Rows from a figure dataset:

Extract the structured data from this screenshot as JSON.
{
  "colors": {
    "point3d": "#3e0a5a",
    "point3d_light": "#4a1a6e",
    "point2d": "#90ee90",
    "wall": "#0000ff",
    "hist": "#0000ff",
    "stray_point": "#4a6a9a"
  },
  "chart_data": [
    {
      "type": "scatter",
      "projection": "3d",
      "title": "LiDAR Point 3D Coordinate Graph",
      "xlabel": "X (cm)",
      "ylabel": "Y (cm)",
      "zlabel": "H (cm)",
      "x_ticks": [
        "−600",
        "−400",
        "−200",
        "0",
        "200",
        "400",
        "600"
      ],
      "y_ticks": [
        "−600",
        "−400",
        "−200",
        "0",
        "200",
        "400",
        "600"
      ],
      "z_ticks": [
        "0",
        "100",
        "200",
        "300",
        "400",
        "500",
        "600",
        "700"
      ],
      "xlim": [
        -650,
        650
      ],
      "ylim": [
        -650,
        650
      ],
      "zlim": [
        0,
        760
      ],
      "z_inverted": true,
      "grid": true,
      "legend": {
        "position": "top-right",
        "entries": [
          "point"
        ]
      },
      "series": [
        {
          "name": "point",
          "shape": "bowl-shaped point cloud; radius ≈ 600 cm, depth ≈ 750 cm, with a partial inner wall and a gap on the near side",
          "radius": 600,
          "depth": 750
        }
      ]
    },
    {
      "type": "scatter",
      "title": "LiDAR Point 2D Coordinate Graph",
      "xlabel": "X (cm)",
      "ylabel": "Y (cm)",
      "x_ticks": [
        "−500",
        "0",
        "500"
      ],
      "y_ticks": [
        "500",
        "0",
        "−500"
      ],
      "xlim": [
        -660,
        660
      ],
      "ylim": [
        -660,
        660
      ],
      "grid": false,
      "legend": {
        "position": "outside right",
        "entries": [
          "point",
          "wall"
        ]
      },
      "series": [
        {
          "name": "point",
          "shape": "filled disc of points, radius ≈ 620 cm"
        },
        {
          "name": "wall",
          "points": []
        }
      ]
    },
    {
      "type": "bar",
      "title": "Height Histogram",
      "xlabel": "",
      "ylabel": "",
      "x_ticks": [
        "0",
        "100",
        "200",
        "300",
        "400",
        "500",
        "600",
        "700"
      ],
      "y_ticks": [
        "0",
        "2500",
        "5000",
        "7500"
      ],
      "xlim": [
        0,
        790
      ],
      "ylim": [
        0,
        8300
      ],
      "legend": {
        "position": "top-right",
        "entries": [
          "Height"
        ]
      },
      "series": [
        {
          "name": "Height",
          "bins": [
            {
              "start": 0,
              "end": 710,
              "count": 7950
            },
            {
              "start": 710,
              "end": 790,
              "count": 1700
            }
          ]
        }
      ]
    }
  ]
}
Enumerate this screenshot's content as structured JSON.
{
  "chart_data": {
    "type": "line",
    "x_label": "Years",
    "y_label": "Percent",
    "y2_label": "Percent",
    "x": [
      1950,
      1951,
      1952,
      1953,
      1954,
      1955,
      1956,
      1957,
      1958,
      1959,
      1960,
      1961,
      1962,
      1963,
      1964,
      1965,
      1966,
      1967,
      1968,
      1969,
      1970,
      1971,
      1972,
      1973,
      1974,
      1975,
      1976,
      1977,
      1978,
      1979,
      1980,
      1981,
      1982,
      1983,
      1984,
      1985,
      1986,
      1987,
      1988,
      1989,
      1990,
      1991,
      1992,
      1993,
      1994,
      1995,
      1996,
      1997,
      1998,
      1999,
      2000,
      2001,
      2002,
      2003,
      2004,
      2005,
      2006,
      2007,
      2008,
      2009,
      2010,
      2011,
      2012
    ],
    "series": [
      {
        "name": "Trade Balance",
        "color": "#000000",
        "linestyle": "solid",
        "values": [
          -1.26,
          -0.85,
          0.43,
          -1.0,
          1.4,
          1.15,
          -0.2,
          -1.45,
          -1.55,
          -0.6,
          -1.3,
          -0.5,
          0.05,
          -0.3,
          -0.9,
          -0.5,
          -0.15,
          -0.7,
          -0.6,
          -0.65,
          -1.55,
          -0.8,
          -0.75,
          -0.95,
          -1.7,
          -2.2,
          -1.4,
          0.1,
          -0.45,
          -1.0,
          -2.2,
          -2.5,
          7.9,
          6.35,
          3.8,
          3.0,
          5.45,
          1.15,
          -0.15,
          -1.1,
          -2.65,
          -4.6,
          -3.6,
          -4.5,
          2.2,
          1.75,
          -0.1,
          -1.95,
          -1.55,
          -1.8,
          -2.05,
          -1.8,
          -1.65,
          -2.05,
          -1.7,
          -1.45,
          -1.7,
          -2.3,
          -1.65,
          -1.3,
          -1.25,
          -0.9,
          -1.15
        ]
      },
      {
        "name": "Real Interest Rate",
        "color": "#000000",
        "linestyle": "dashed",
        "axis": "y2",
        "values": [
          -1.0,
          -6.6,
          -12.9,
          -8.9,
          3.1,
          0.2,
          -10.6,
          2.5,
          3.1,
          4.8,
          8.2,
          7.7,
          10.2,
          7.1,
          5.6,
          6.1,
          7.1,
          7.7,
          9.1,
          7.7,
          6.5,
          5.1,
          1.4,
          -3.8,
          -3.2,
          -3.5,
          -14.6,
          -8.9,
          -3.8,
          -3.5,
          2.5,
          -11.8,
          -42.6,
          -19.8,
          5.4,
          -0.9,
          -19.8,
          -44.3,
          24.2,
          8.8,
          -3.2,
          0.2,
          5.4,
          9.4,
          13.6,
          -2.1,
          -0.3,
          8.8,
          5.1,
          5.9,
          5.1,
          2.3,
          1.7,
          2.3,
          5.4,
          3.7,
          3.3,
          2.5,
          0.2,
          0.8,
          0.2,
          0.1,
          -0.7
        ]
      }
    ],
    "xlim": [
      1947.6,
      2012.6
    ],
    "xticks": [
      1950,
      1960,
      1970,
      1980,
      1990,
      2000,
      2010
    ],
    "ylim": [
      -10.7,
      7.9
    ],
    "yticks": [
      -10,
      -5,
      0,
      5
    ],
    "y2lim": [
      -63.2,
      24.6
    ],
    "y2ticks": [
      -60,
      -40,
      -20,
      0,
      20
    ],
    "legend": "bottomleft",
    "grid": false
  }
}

* What the exercise asks: Copy each record from above without leaving any out.

* Complete output:
Extract the structured data from this screenshot as JSON.
{
  "colors": {
    "point3d": "#3e0a5a",
    "point3d_light": "#4a1a6e",
    "point2d": "#90ee90",
    "wall": "#0000ff",
    "hist": "#0000ff",
    "stray_point": "#4a6a9a"
  },
  "chart_data": [
    {
      "type": "scatter",
      "projection": "3d",
      "title": "LiDAR Point 3D Coordinate Graph",
      "xlabel": "X (cm)",
      "ylabel": "Y (cm)",
      "zlabel": "H (cm)",
      "x_ticks": [
        "−600",
        "−400",
        "−200",
        "0",
        "200",
        "400",
        "600"
      ],
      "y_ticks": [
        "−600",
        "−400",
        "−200",
        "0",
        "200",
        "400",
        "600"
      ],
      "z_ticks": [
        "0",
        "100",
        "200",
        "300",
        "400",
        "500",
        "600",
        "700"
      ],
      "xlim": [
        -650,
        650
      ],
      "ylim": [
        -650,
        650
      ],
      "zlim": [
        0,
        760
      ],
      "z_inverted": true,
      "grid": true,
      "legend": {
        "position": "top-right",
        "entries": [
          "point"
        ]
      },
      "series": [
        {
          "name": "point",
          "shape": "bowl-shaped point cloud; radius ≈ 600 cm, depth ≈ 750 cm, with a partial inner wall and a gap on the near side",
          "radius": 600,
          "depth": 750
        }
      ]
    },
    {
      "type": "scatter",
      "title": "LiDAR Point 2D Coordinate Graph",
      "xlabel": "X (cm)",
      "ylabel": "Y (cm)",
      "x_ticks": [
        "−500",
        "0",
        "500"
      ],
      "y_ticks": [
        "500",
        "0",
        "−500"
      ],
      "xlim": [
        -660,
        660
      ],
      "ylim": [
        -660,
        660
      ],
      "grid": false,
      "legend": {
        "position": "outside right",
        "entries": [
          "point",
          "wall"
        ]
      },
      "series": [
        {
          "name": "point",
          "shape": "filled disc of points, radius ≈ 620 cm"
        },
        {
          "name": "wall",
          "points": []
        }
      ]
    },
    {
      "type": "bar",
      "title": "Height Histogram",
      "xlabel": "",
      "ylabel": "",
      "x_ticks": [
        "0",
        "100",
        "200",
        "300",
        "400",
        "500",
        "600",
        "700"
      ],
      "y_ticks": [
        "0",
        "2500",
        "5000",
        "7500"
      ],
      "xlim": [
        0,
        790
      ],
      "ylim": [
        0,
        8300
      ],
      "legend": {
        "position": "top-right",
        "entries": [
          "Height"
        ]
      },
      "series": [
        {
          "name": "Height",
          "bins": [
            {
              "start": 0,
              "end": 710,
              "count": 7950
            },
            {
              "start": 710,
              "end": 790,
              "count": 1700
            }
          ]
        }
      ]
    }
  ]
}
Enumerate this screenshot's content as structured JSON.
{
  "chart_data": {
    "type": "line",
    "x_label": "Years",
    "y_label": "Percent",
    "y2_label": "Percent",
    "x": [
      1950,
      1951,
      1952,
      1953,
      1954,
      1955,
      1956,
      1957,
      1958,
      1959,
      1960,
      1961,
      1962,
      1963,
      1964,
      1965,
      1966,
      1967,
      1968,
      1969,
      1970,
      1971,
      1972,
      1973,
      1974,
      1975,
      1976,
      1977,
      1978,
      1979,
      1980,
      1981,
      1982,
      1983,
      1984,
      1985,
      1986,
      1987,
      1988,
      1989,
      1990,
      1991,
      1992,
      1993,
      1994,
      1995,
      1996,
      1997,
      1998,
      1999,
      2000,
      2001,
      2002,
      2003,
      2004,
      2005,
      2006,
      2007,
      2008,
      2009,
      2010,
      2011,
      2012
    ],
    "series": [
      {
        "name": "Trade Balance",
        "color": "#000000",
        "linestyle": "solid",
        "values": [
          -1.26,
          -0.85,
          0.43,
          -1.0,
          1.4,
          1.15,
          -0.2,
          -1.45,
          -1.55,
          -0.6,
          -1.3,
          -0.5,
          0.05,
          -0.3,
          -0.9,
          -0.5,
          -0.15,
          -0.7,
          -0.6,
          -0.65,
          -1.55,
          -0.8,
          -0.75,
          -0.95,
          -1.7,
          -2.2,
          -1.4,
          0.1,
          -0.45,
          -1.0,
          -2.2,
          -2.5,
          7.9,
          6.35,
          3.8,
          3.0,
          5.45,
          1.15,
          -0.15,
          -1.1,
          -2.65,
          -4.6,
          -3.6,
          -4.5,
          2.2,
          1.75,
          -0.1,
          -1.95,
          -1.55,
          -1.8,
          -2.05,
          -1.8,
          -1.65,
          -2.05,
          -1.7,
          -1.45,
          -1.7,
          -2.3,
          -1.65,
          -1.3,
          -1.25,
          -0.9,
          -1.15
        ]
      },
      {
        "name": "Real Interest Rate",
        "color": "#000000",
        "linestyle": "dashed",
        "axis": "y2",
        "values": [
          -1.0,
          -6.6,
          -12.9,
          -8.9,
          3.1,
          0.2,
          -10.6,
          2.5,
          3.1,
          4.8,
          8.2,
          7.7,
          10.2,
          7.1,
          5.6,
          6.1,
          7.1,
          7.7,
          9.1,
          7.7,
          6.5,
          5.1,
          1.4,
          -3.8,
          -3.2,
          -3.5,
          -14.6,
          -8.9,
          -3.8,
          -3.5,
          2.5,
          -11.8,
          -42.6,
          -19.8,
          5.4,
          -0.9,
          -19.8,
          -44.3,
          24.2,
          8.8,
          -3.2,
          0.2,
          5.4,
          9.4,
          13.6,
          -2.1,
          -0.3,
          8.8,
          5.1,
          5.9,
          5.1,
          2.3,
          1.7,
          2.3,
          5.4,
          3.7,
          3.3,
          2.5,
          0.2,
          0.8,
          0.2,
          0.1,
          -0.7
        ]
      }
    ],
    "xlim": [
      1947.6,
      2012.6
    ],
    "xticks": [
      1950,
      1960,
      1970,
      1980,
      1990,
      2000,
      2010
    ],
    "ylim": [
      -10.7,
      7.9
    ],
    "yticks": [
      -10,
      -5,
      0,
      5
    ],
    "y2lim": [
      -63.2,
      24.6
    ],
    "y2ticks": [
      -60,
      -40,
      -20,
      0,
      20
    ],
    "legend": "bottomleft",
    "grid": false
  }
}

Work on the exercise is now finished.